Task 1
In the forum discussion about the failing drive, why does one writer doubt that not unmounting the drive could have caused the problem? Answer in one to three sentences.
Task 2
Go on with the forum discussion about the failing drive, starting after its last sentence.

Given passage
Did you ever get a warning saying "Delayed Write Failure" in windows? This can happen if you suddenly loose connection with the device it is writing to (like unplugging the drive WHILE copying files). It can create a whole world of issues for what was plugged in.

I second the notion to get a new caddy for it. They are very cheap.
 
I doubt the not unmounting could have caused this problem. It is mainly designed for older legacy devices. Part of the USB mass storage protocol was that when something is plugged in all delayed caching is disabled. This means that all data is written straight away and as soon as it's finished all handles to the device are closed. This applies even for the modern ipods which display a big warning not to unplug them. So far I haven't managed to break them despite how much I try :).

Did you ever get a warning saying "Delayed Write Failure" in windows? This can happen if you suddenly loose connection with the device it is writing to (like unplugging the drive WHILE copying files). It can create a whole world of issues for what was plugged in.

I second the notion to get a new caddy for it. They are very cheap.

One more vote for the new caddy. You are going to need it anyway.

If you try to put the drive in one of your computers, don't forget to make sure the jumper is on Slave, if it has jumpers.

CHKDSK may work and fix everything.

The XP computer is your best bet for recognizing the drive without drivers and potential install problems.

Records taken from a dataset
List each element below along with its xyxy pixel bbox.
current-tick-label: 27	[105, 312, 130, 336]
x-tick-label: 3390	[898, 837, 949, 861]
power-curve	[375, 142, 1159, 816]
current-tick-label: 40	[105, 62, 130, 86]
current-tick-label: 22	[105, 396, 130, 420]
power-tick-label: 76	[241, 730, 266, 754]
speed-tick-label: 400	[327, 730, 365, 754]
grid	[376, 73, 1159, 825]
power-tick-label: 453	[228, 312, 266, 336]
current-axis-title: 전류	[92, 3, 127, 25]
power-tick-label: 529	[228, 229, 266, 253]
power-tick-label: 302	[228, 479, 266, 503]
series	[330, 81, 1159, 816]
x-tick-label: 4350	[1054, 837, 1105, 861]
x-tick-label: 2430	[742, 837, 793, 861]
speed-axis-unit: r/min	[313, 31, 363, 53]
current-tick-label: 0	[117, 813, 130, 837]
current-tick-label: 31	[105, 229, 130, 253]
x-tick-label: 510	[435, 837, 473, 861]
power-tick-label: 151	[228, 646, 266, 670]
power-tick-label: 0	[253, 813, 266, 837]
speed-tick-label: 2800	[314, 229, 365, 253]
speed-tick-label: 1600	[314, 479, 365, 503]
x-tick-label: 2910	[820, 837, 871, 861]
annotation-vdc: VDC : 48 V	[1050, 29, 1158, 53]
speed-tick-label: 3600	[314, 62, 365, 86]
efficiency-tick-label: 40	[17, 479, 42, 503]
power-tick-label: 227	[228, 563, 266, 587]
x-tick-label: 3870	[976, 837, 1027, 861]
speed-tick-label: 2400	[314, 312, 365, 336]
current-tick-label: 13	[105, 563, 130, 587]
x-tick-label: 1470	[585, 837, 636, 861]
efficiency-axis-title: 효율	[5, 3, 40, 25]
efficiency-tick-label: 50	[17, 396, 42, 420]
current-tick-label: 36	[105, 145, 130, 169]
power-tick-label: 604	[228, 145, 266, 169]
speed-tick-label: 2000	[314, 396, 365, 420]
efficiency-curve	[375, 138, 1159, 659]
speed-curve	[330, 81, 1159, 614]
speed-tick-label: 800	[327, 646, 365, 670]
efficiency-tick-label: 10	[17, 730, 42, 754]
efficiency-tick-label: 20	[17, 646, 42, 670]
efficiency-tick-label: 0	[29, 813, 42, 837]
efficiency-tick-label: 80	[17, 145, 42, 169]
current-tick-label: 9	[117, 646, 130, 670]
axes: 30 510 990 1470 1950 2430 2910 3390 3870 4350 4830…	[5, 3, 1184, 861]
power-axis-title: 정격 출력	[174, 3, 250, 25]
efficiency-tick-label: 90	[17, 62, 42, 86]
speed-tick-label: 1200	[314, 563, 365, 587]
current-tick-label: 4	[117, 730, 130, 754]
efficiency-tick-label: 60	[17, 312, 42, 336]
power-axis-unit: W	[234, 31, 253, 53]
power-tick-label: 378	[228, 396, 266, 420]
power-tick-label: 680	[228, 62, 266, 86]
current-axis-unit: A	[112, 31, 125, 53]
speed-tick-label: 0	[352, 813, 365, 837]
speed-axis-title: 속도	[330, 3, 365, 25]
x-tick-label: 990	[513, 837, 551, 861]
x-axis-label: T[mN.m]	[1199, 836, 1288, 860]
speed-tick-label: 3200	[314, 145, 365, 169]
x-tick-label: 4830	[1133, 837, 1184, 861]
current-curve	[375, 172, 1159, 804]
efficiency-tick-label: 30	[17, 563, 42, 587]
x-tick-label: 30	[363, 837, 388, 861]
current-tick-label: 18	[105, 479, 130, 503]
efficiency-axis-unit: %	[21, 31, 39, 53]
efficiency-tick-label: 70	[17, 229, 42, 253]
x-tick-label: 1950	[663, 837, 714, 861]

Exercise output 1
The writer says that under the USB mass storage protocol, all delayed caching is disabled when a device is plugged in. All data is therefore written straight away, and as soon as writing is finished, all handles to the device are closed.

Exercise output 2
Sounds like the cache on the HDD may have bought it from unplugging without doing the "safely remove hardware" step. There is an option that turns off disk caching if you always just unplug (it will slow things down). In any case sounds like a new external is in order. I have a portable 80GB Western Digital HDD and haven't had any issues (knock on wood).

Also I wouldn't depend on it completely for backup, if something is just absolutely irreplacable, then solid state storage is your friend CD or DVD.
 
Part of the USB mass storage protocol was that when something is plugged in all delayed caching is disabled. This means that all data is written straight away and as soon as it's finished all handles to the device are closed.

Actually the default is that disk caching is active for USB mass storage devices, you'd have to go through the device manager to turn it off. That applies to XP or Vista. Dunno about ipods, hate them, don't have one.
 
o_O The only computer which ever had the option to leave caching enabled has windows 98se on it. It would be interesting to find out why our experience differs.
 
what file system is it formatted in? FAT32 or NTFS?

its 4:40 am, so my memory isnt wanting to work, but theres size limitations with hard drives when theyre formatted in FAT32. i had a similiar problem a couple of years ago when i didnt format a FAT drive into NTFS.

unfortunately, i had to have a friend fix it and i have no idea what he did to get it to work, and since hes gone now, i cant ask him.

what i would do, is go to the computer cops forum and post there. those guys there know their stuff, and if anyone can help you, its them. just be prepared to wait a little while for a reply. they get very busy there, but its worth the wait.

good luck!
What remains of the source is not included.